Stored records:
□ □ □ □ □ □ □
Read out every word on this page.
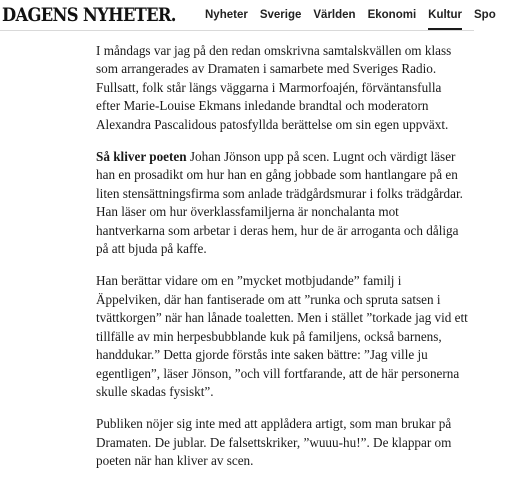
DAGENS NYHETER.	Nyheter Sverige Världen Ekonomi Kultur Spo

I måndags var jag på den redan omskrivna samtalskvällen om klass som arrangerades av Dramaten i samarbete med Sveriges Radio. Fullsatt, folk står längs väggarna i Marmorfoajén, förväntansfulla efter Marie-Louise Ekmans inledande brandtal och moderatorn Alexandra Pascalidous patosfyllda berättelse om sin egen uppväxt.

Så kliver poeten Johan Jönson upp på scen. Lugnt och värdigt läser han en prosadikt om hur han en gång jobbade som hantlangare på en liten stensättningsfirma som anlade trädgårdsmurar i folks trädgårdar. Han läser om hur överklassfamiljerna är nonchalanta mot hantverkarna som arbetar i deras hem, hur de är arroganta och dåliga på att bjuda på kaffe.

Han berättar vidare om en ”mycket motbjudande” familj i Äppelviken, där han fantiserade om att ”runka och spruta satsen i tvättkorgen” när han lånade toaletten. Men i stället ”torkade jag vid ett tillfälle av min herpesbubblande kuk på familjens, också barnens, handdukar.” Detta gjorde förstås inte saken bättre: ”Jag ville ju egentligen”, läser Jönson, ”och vill fortfarande, att de här personerna skulle skadas fysiskt”.

Publiken nöjer sig inte med att applådera artigt, som man brukar på Dramaten. De jublar. De falsettskriker, ”wuuu-hu!”. De klappar om poeten när han kliver av scen.
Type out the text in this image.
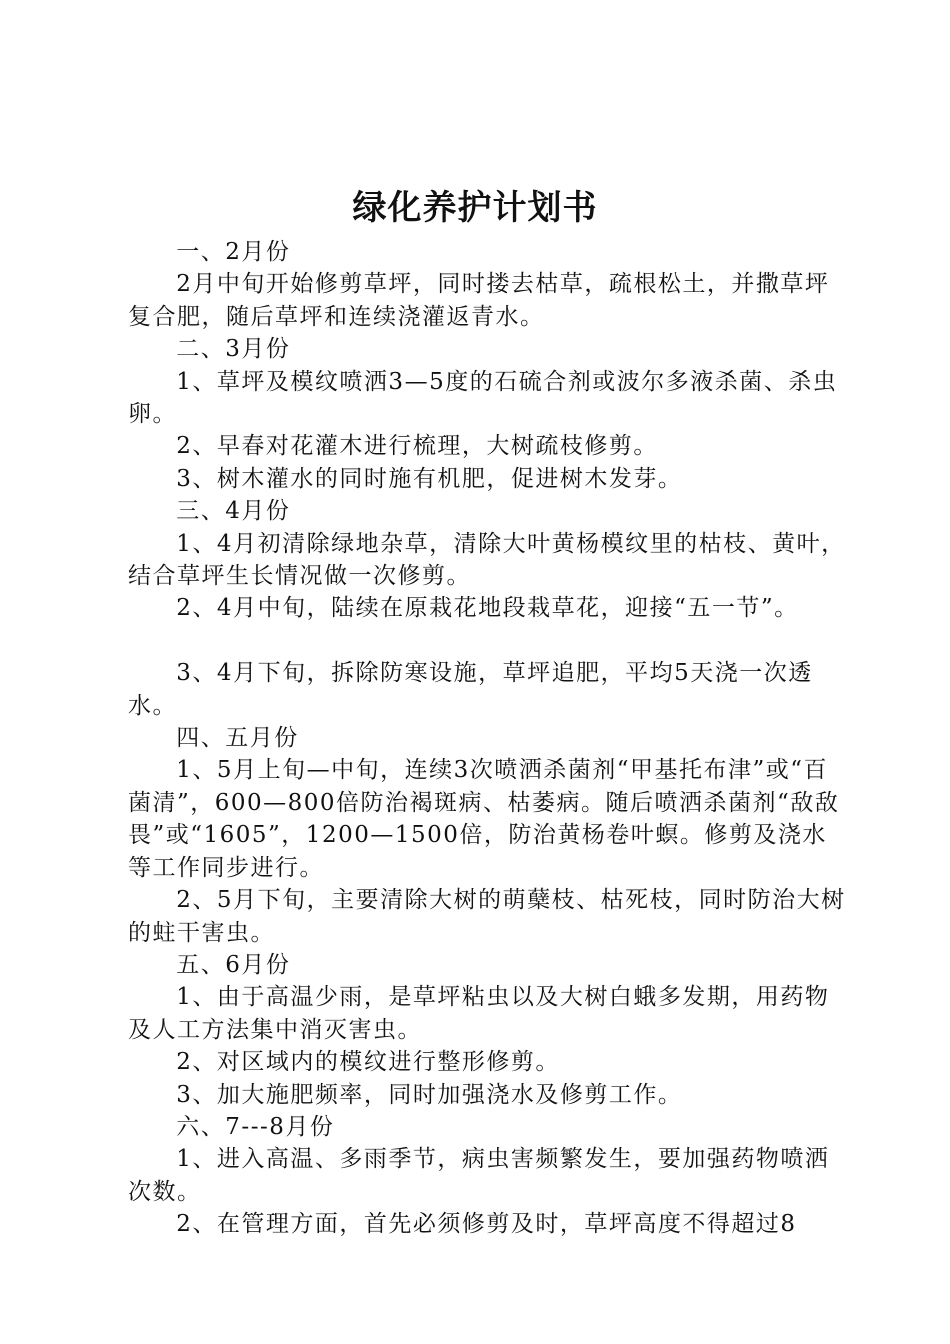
绿化养护计划书

一、2月份

2月中旬开始修剪草坪，同时搂去枯草，疏根松土，并撒草坪复合肥，随后草坪和连续浇灌返青水。

二、3月份

1、草坪及模纹喷洒3—5度的石硫合剂或波尔多液杀菌、杀虫卵。

2、早春对花灌木进行梳理，大树疏枝修剪。

3、树木灌水的同时施有机肥，促进树木发芽。

三、4月份

1、4月初清除绿地杂草，清除大叶黄杨模纹里的枯枝、黄叶，结合草坪生长情况做一次修剪。

2、4月中旬，陆续在原栽花地段栽草花，迎接“五一节”。

3、4月下旬，拆除防寒设施，草坪追肥，平均5天浇一次透水。

四、五月份

1、5月上旬—中旬，连续3次喷洒杀菌剂“甲基托布津”或“百菌清”，600—800倍防治褐斑病、枯萎病。随后喷洒杀菌剂“敌敌畏”或“1605”，1200—1500倍，防治黄杨卷叶螟。修剪及浇水等工作同步进行。

2、5月下旬，主要清除大树的萌蘖枝、枯死枝，同时防治大树的蛀干害虫。

五、6月份

1、由于高温少雨，是草坪粘虫以及大树白蛾多发期，用药物及人工方法集中消灭害虫。

2、对区域内的模纹进行整形修剪。

3、加大施肥频率，同时加强浇水及修剪工作。

六、7---8月份

1、进入高温、多雨季节，病虫害频繁发生，要加强药物喷洒次数。

2、在管理方面，首先必须修剪及时，草坪高度不得超过8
□ □ □ □ □ □ □
TASK DETAILS: From the material above, copy each line that includes the word "inte".

RESULT FOR THIS EXERCISE:
Han berättar vidare om en ”mycket motbjudande” familj i Äppelviken, där han fantiserade om att ”runka och spruta satsen i tvättkorgen” när han lånade toaletten. Men i stället ”torkade jag vid ett tillfälle av min herpesbubblande kuk på familjens, också barnens, handdukar.” Detta gjorde förstås inte saken bättre: ”Jag ville ju egentligen”, läser Jönson, ”och vill fortfarande, att de här personerna skulle skadas fysiskt”.
Publiken nöjer sig inte med att applådera artigt, som man brukar på Dramaten. De jublar. De falsettskriker, ”wuuu-hu!”. De klappar om poeten när han kliver av scen.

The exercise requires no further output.